* **PROBLEM**:
Extract the full listing verbatim and drop any pictures from your copy.

* **DATA ROWS**:

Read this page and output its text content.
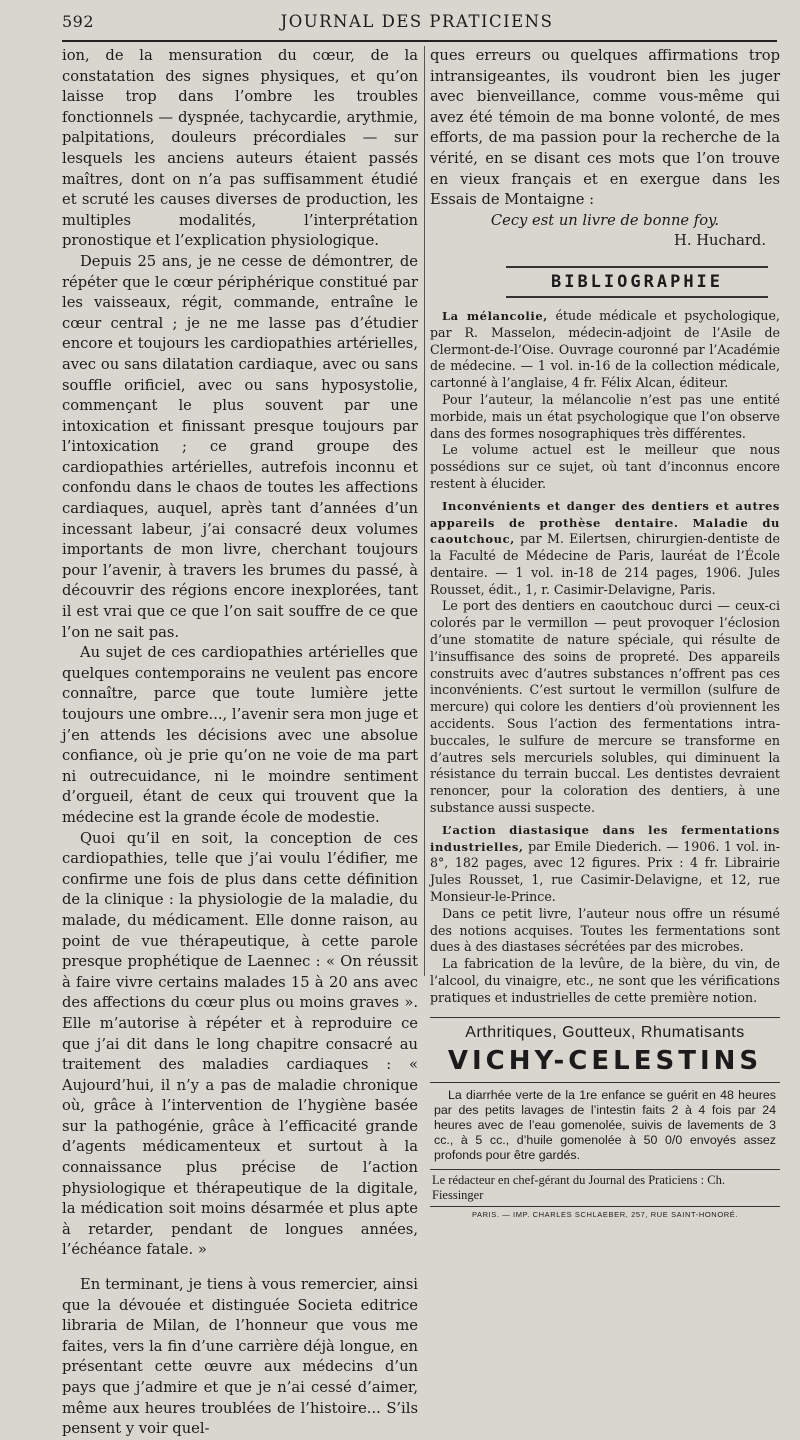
592	JOURNAL DES PRATICIENS

ion, de la mensuration du cœur, de la constatation des signes physiques, et qu’on laisse trop dans l’ombre les troubles fonctionnels — dyspnée, tachycardie, arythmie, palpitations, douleurs précordiales — sur lesquels les anciens auteurs étaient passés maîtres, dont on n’a pas suffisamment étudié et scruté les causes diverses de production, les multiples modalités, l’interprétation pronostique et l’explication physiologique.

Depuis 25 ans, je ne cesse de démontrer, de répéter que le cœur périphérique constitué par les vaisseaux, régit, commande, entraîne le cœur central ; je ne me lasse pas d’étudier encore et toujours les cardiopathies artérielles, avec ou sans dilatation cardiaque, avec ou sans souffle orificiel, avec ou sans hyposystolie, commençant le plus souvent par une intoxication et finissant presque toujours par l’intoxication ; ce grand groupe des cardiopathies artérielles, autrefois inconnu et confondu dans le chaos de toutes les affections cardiaques, auquel, après tant d’années d’un incessant labeur, j’ai consacré deux volumes importants de mon livre, cherchant toujours pour l’avenir, à travers les brumes du passé, à découvrir des régions encore inexplorées, tant il est vrai que ce que l’on sait souffre de ce que l’on ne sait pas.

Au sujet de ces cardiopathies artérielles que quelques contemporains ne veulent pas encore connaître, parce que toute lumière jette toujours une ombre..., l’avenir sera mon juge et j’en attends les décisions avec une absolue confiance, où je prie qu’on ne voie de ma part ni outrecuidance, ni le moindre sentiment d’orgueil, étant de ceux qui trouvent que la médecine est la grande école de modestie.

Quoi qu’il en soit, la conception de ces cardiopathies, telle que j’ai voulu l’édifier, me confirme une fois de plus dans cette définition de la clinique : la physiologie de la maladie, du malade, du médicament. Elle donne raison, au point de vue thérapeutique, à cette parole presque prophétique de Laennec : « On réussit à faire vivre certains malades 15 à 20 ans avec des affections du cœur plus ou moins graves ». Elle m’autorise à répéter et à reproduire ce que j’ai dit dans le long chapitre consacré au traitement des maladies cardiaques : « Aujourd’hui, il n’y a pas de maladie chronique où, grâce à l’intervention de l’hygiène basée sur la pathogénie, grâce à l’efficacité grande d’agents médicamenteux et surtout à la connaissance plus précise de l’action physiologique et thérapeutique de la digitale, la médication soit moins désarmée et plus apte à retarder, pendant de longues années, l’échéance fatale. »

En terminant, je tiens à vous remercier, ainsi que la dévouée et distinguée Societa editrice libraria de Milan, de l’honneur que vous me faites, vers la fin d’une carrière déjà longue, en présentant cette œuvre aux médecins d’un pays que j’admire et que je n’ai cessé d’aimer, même aux heures troublées de l’histoire... S’ils pensent y voir quel-

ques erreurs ou quelques affirmations trop intransigeantes, ils voudront bien les juger avec bienveillance, comme vous-même qui avez été témoin de ma bonne volonté, de mes efforts, de ma passion pour la recherche de la vérité, en se disant ces mots que l’on trouve en vieux français et en exergue dans les Essais de Montaigne :

Cecy est un livre de bonne foy.

H. Huchard.

BIBLIOGRAPHIE

La mélancolie, étude médicale et psychologique, par R. Masselon, médecin-adjoint de l’Asile de Clermont-de-l’Oise. Ouvrage couronné par l’Académie de médecine. — 1 vol. in-16 de la collection médicale, cartonné à l’anglaise, 4 fr. Félix Alcan, éditeur.

Pour l’auteur, la mélancolie n’est pas une entité morbide, mais un état psychologique que l’on observe dans des formes nosographiques très différentes.

Le volume actuel est le meilleur que nous possédions sur ce sujet, où tant d’inconnus encore restent à élucider.

Inconvénients et danger des dentiers et autres appareils de prothèse dentaire. Maladie du caoutchouc, par M. Eilertsen, chirurgien-dentiste de la Faculté de Médecine de Paris, lauréat de l’École dentaire. — 1 vol. in-18 de 214 pages, 1906. Jules Rousset, édit., 1, r. Casimir-Delavigne, Paris.

Le port des dentiers en caoutchouc durci — ceux-ci colorés par le vermillon — peut provoquer l’éclosion d’une stomatite de nature spéciale, qui résulte de l’insuffisance des soins de propreté. Des appareils construits avec d’autres substances n’offrent pas ces inconvénients. C’est surtout le vermillon (sulfure de mercure) qui colore les dentiers d’où proviennent les accidents. Sous l’action des fermentations intra-buccales, le sulfure de mercure se transforme en d’autres sels mercuriels solubles, qui diminuent la résistance du terrain buccal. Les dentistes devraient renoncer, pour la coloration des dentiers, à une substance aussi suspecte.

L’action diastasique dans les fermentations industrielles, par Emile Diederich. — 1906. 1 vol. in-8°, 182 pages, avec 12 figures. Prix : 4 fr. Librairie Jules Rousset, 1, rue Casimir-Delavigne, et 12, rue Monsieur-le-Prince.

Dans ce petit livre, l’auteur nous offre un résumé des notions acquises. Toutes les fermentations sont dues à des diastases sécrétées par des microbes.

La fabrication de la levûre, de la bière, du vin, de l’alcool, du vinaigre, etc., ne sont que les vérifications pratiques et industrielles de cette première notion.

Arthritiques, Goutteux, Rhumatisants
VICHY-CELESTINS
La diarrhée verte de la 1re enfance se guérit en 48 heures par des petits lavages de l’intestin faits 2 à 4 fois par 24 heures avec de l’eau gomenolée, suivis de lavements de 3 cc., à 5 cc., d’huile gomenolée à 50 0/0 envoyés assez profonds pour être gardés.
Le rédacteur en chef-gérant du Journal des Praticiens : Ch. Fiessinger
PARIS. — IMP. CHARLES SCHLAEBER, 257, RUE SAINT-HONORÉ.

* **EXERCISE RESULT**:
Read this page and output its text content.
592	JOURNAL DES PRATICIENS

ion, de la mensuration du cœur, de la constatation des signes physiques, et qu’on laisse trop dans l’ombre les troubles fonctionnels — dyspnée, tachycardie, arythmie, palpitations, douleurs précordiales — sur lesquels les anciens auteurs étaient passés maîtres, dont on n’a pas suffisamment étudié et scruté les causes diverses de production, les multiples modalités, l’interprétation pronostique et l’explication physiologique.

Depuis 25 ans, je ne cesse de démontrer, de répéter que le cœur périphérique constitué par les vaisseaux, régit, commande, entraîne le cœur central ; je ne me lasse pas d’étudier encore et toujours les cardiopathies artérielles, avec ou sans dilatation cardiaque, avec ou sans souffle orificiel, avec ou sans hyposystolie, commençant le plus souvent par une intoxication et finissant presque toujours par l’intoxication ; ce grand groupe des cardiopathies artérielles, autrefois inconnu et confondu dans le chaos de toutes les affections cardiaques, auquel, après tant d’années d’un incessant labeur, j’ai consacré deux volumes importants de mon livre, cherchant toujours pour l’avenir, à travers les brumes du passé, à découvrir des régions encore inexplorées, tant il est vrai que ce que l’on sait souffre de ce que l’on ne sait pas.

Au sujet de ces cardiopathies artérielles que quelques contemporains ne veulent pas encore connaître, parce que toute lumière jette toujours une ombre..., l’avenir sera mon juge et j’en attends les décisions avec une absolue confiance, où je prie qu’on ne voie de ma part ni outrecuidance, ni le moindre sentiment d’orgueil, étant de ceux qui trouvent que la médecine est la grande école de modestie.

Quoi qu’il en soit, la conception de ces cardiopathies, telle que j’ai voulu l’édifier, me confirme une fois de plus dans cette définition de la clinique : la physiologie de la maladie, du malade, du médicament. Elle donne raison, au point de vue thérapeutique, à cette parole presque prophétique de Laennec : « On réussit à faire vivre certains malades 15 à 20 ans avec des affections du cœur plus ou moins graves ». Elle m’autorise à répéter et à reproduire ce que j’ai dit dans le long chapitre consacré au traitement des maladies cardiaques : « Aujourd’hui, il n’y a pas de maladie chronique où, grâce à l’intervention de l’hygiène basée sur la pathogénie, grâce à l’efficacité grande d’agents médicamenteux et surtout à la connaissance plus précise de l’action physiologique et thérapeutique de la digitale, la médication soit moins désarmée et plus apte à retarder, pendant de longues années, l’échéance fatale. »

En terminant, je tiens à vous remercier, ainsi que la dévouée et distinguée Societa editrice libraria de Milan, de l’honneur que vous me faites, vers la fin d’une carrière déjà longue, en présentant cette œuvre aux médecins d’un pays que j’admire et que je n’ai cessé d’aimer, même aux heures troublées de l’histoire... S’ils pensent y voir quel-

ques erreurs ou quelques affirmations trop intransigeantes, ils voudront bien les juger avec bienveillance, comme vous-même qui avez été témoin de ma bonne volonté, de mes efforts, de ma passion pour la recherche de la vérité, en se disant ces mots que l’on trouve en vieux français et en exergue dans les Essais de Montaigne :

Cecy est un livre de bonne foy.

H. Huchard.

BIBLIOGRAPHIE

La mélancolie, étude médicale et psychologique, par R. Masselon, médecin-adjoint de l’Asile de Clermont-de-l’Oise. Ouvrage couronné par l’Académie de médecine. — 1 vol. in-16 de la collection médicale, cartonné à l’anglaise, 4 fr. Félix Alcan, éditeur.

Pour l’auteur, la mélancolie n’est pas une entité morbide, mais un état psychologique que l’on observe dans des formes nosographiques très différentes.

Le volume actuel est le meilleur que nous possédions sur ce sujet, où tant d’inconnus encore restent à élucider.

Inconvénients et danger des dentiers et autres appareils de prothèse dentaire. Maladie du caoutchouc, par M. Eilertsen, chirurgien-dentiste de la Faculté de Médecine de Paris, lauréat de l’École dentaire. — 1 vol. in-18 de 214 pages, 1906. Jules Rousset, édit., 1, r. Casimir-Delavigne, Paris.

Le port des dentiers en caoutchouc durci — ceux-ci colorés par le vermillon — peut provoquer l’éclosion d’une stomatite de nature spéciale, qui résulte de l’insuffisance des soins de propreté. Des appareils construits avec d’autres substances n’offrent pas ces inconvénients. C’est surtout le vermillon (sulfure de mercure) qui colore les dentiers d’où proviennent les accidents. Sous l’action des fermentations intra-buccales, le sulfure de mercure se transforme en d’autres sels mercuriels solubles, qui diminuent la résistance du terrain buccal. Les dentistes devraient renoncer, pour la coloration des dentiers, à une substance aussi suspecte.

L’action diastasique dans les fermentations industrielles, par Emile Diederich. — 1906. 1 vol. in-8°, 182 pages, avec 12 figures. Prix : 4 fr. Librairie Jules Rousset, 1, rue Casimir-Delavigne, et 12, rue Monsieur-le-Prince.

Dans ce petit livre, l’auteur nous offre un résumé des notions acquises. Toutes les fermentations sont dues à des diastases sécrétées par des microbes.

La fabrication de la levûre, de la bière, du vin, de l’alcool, du vinaigre, etc., ne sont que les vérifications pratiques et industrielles de cette première notion.

Arthritiques, Goutteux, Rhumatisants
VICHY-CELESTINS
La diarrhée verte de la 1re enfance se guérit en 48 heures par des petits lavages de l’intestin faits 2 à 4 fois par 24 heures avec de l’eau gomenolée, suivis de lavements de 3 cc., à 5 cc., d’huile gomenolée à 50 0/0 envoyés assez profonds pour être gardés.
Le rédacteur en chef-gérant du Journal des Praticiens : Ch. Fiessinger
PARIS. — IMP. CHARLES SCHLAEBER, 257, RUE SAINT-HONORÉ.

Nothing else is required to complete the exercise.